GIVEN INSTRUCTION:
Using the entries that follow, collect the lines where the word "cock" appears.

---------- RECORDS SHOWN ----------

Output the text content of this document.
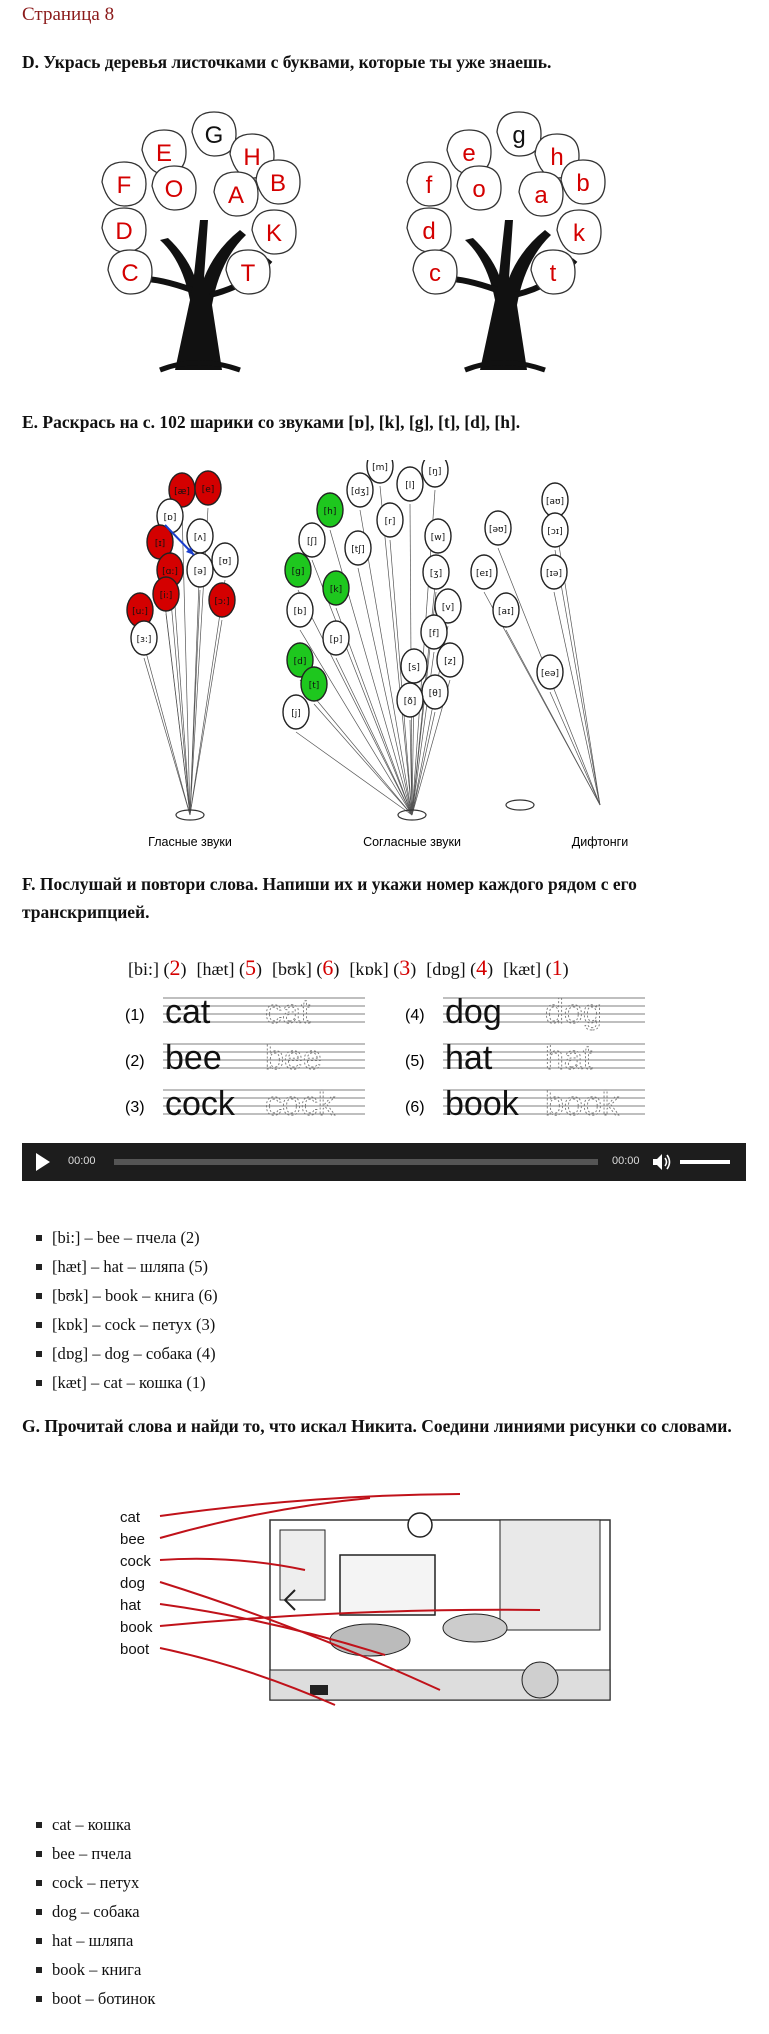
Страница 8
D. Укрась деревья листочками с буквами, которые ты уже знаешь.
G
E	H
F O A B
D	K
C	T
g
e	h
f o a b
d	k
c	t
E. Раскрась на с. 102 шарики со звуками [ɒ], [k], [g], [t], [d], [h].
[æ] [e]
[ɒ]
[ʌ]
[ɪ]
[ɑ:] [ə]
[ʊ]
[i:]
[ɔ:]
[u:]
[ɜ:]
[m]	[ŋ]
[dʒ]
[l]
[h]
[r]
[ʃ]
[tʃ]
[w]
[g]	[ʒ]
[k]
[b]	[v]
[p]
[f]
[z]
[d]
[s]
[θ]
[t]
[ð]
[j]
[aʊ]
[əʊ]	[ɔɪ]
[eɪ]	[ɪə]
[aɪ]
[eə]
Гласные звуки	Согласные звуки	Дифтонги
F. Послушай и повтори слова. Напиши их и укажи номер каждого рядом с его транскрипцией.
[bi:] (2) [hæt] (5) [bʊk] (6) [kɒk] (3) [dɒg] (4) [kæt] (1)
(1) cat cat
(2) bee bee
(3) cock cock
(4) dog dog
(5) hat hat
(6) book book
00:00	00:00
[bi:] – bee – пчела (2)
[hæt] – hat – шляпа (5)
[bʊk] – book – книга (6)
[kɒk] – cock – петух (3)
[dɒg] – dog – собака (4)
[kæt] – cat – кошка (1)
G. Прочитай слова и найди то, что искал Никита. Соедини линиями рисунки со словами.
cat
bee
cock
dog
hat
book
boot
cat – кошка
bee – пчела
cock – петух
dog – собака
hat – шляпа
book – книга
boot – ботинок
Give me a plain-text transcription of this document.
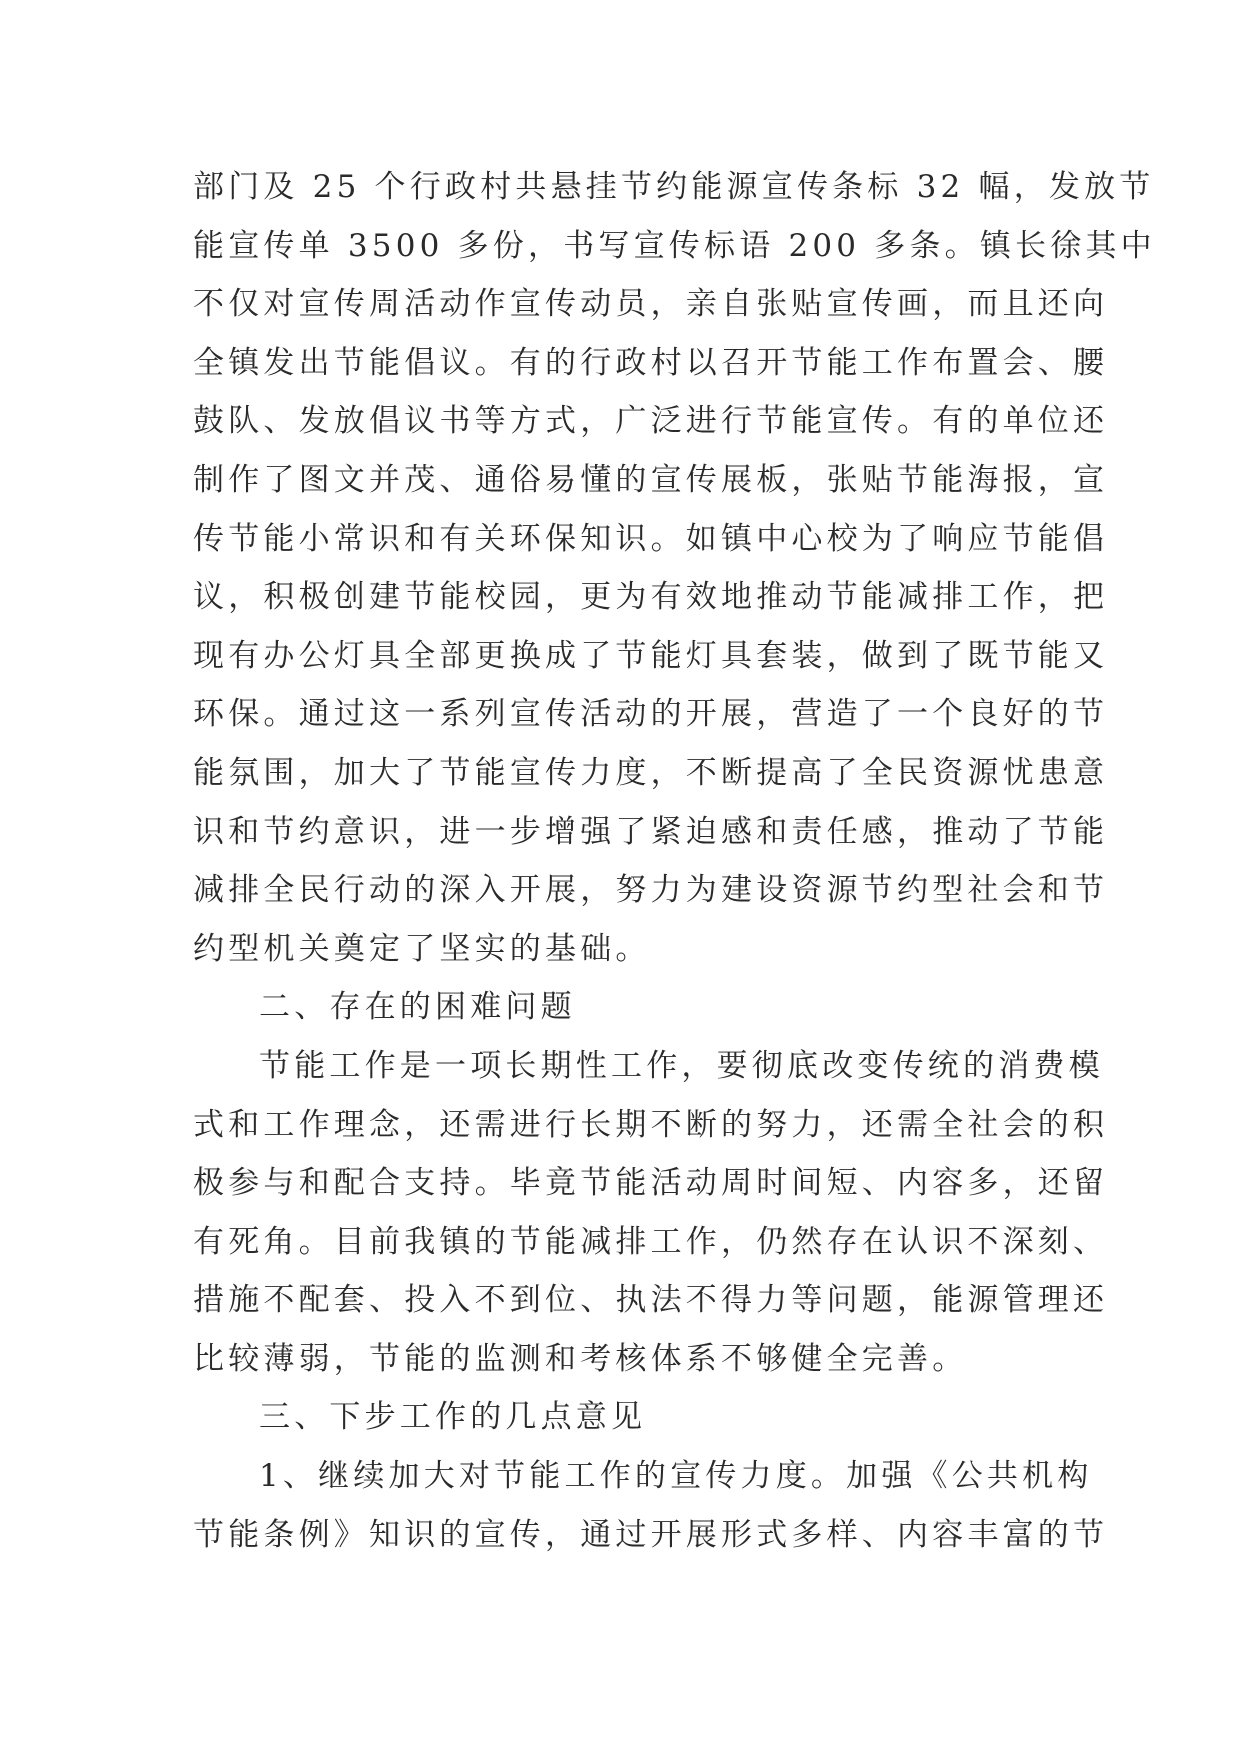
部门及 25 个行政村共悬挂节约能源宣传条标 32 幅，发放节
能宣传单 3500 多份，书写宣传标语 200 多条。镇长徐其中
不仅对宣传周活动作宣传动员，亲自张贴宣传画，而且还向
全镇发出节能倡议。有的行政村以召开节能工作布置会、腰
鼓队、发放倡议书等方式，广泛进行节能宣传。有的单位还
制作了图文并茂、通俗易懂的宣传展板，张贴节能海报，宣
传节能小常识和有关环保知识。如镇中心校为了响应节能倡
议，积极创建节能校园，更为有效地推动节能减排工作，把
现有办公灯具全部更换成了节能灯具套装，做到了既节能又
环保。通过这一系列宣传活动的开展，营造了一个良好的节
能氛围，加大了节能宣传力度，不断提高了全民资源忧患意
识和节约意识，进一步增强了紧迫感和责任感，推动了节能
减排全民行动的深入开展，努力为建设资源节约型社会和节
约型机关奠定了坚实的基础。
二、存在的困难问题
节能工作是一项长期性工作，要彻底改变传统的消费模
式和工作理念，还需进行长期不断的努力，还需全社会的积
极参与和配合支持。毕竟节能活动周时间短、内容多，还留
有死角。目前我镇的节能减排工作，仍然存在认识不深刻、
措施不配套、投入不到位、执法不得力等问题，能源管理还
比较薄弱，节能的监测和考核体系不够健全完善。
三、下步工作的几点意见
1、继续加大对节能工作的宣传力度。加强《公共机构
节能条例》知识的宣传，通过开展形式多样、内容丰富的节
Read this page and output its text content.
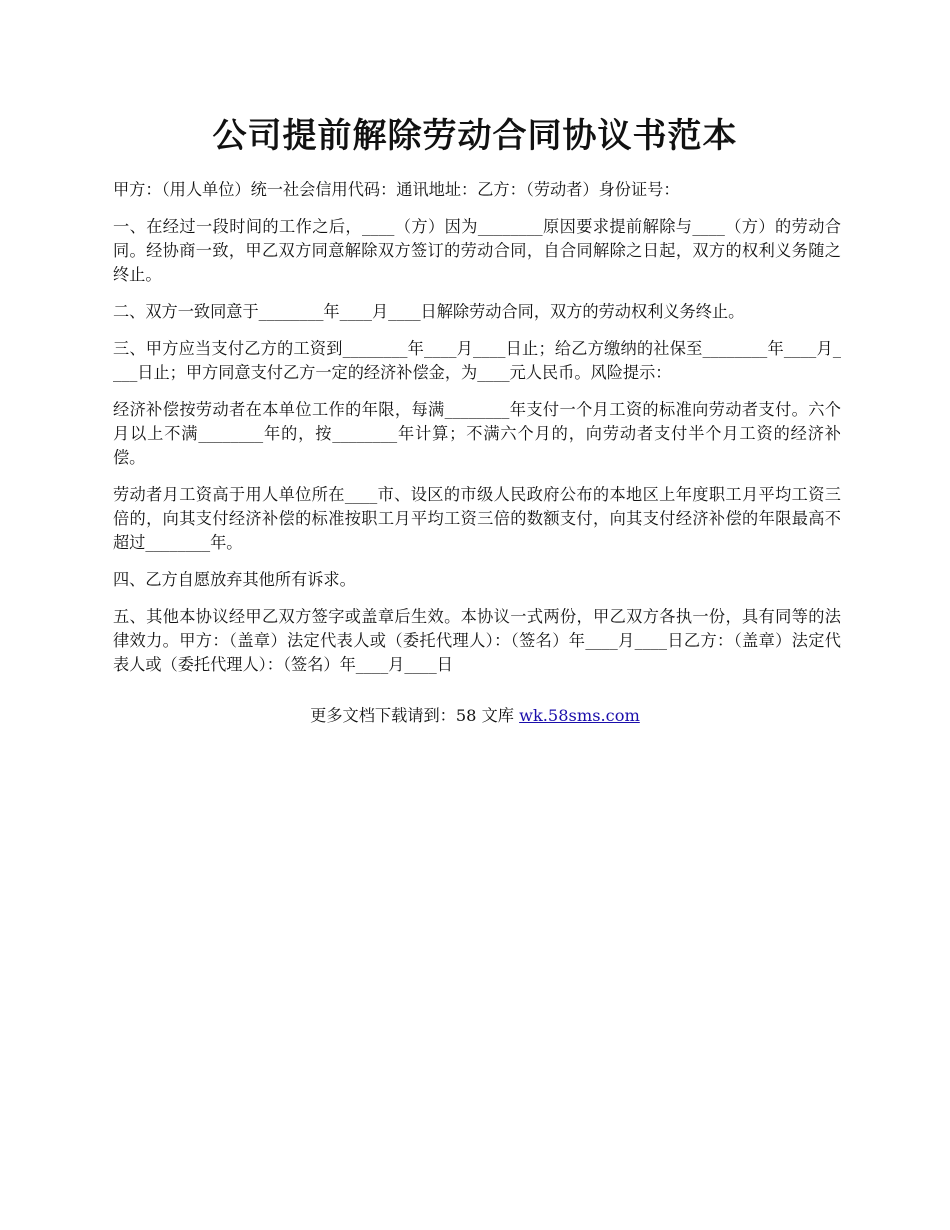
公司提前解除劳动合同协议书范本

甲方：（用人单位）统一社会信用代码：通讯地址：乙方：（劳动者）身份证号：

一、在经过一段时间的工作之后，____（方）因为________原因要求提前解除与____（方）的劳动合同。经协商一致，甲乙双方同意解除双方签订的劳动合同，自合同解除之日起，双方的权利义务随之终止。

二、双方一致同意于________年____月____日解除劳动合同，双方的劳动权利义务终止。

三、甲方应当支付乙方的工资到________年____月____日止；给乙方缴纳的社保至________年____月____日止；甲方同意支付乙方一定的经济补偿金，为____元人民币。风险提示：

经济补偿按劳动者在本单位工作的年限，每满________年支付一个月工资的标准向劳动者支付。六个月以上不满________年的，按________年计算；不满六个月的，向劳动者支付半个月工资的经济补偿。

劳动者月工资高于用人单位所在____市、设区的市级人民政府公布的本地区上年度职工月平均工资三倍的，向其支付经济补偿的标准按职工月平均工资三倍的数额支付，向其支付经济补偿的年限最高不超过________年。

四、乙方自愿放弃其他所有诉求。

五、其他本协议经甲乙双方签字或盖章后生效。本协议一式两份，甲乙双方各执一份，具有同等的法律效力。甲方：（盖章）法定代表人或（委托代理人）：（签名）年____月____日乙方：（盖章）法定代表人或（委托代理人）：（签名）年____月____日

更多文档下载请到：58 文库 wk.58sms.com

----------

SOLUTION TO THE PROBLEM:
(3) cock cock
[kɒk] – cock – петух (3)
cock
cock – петух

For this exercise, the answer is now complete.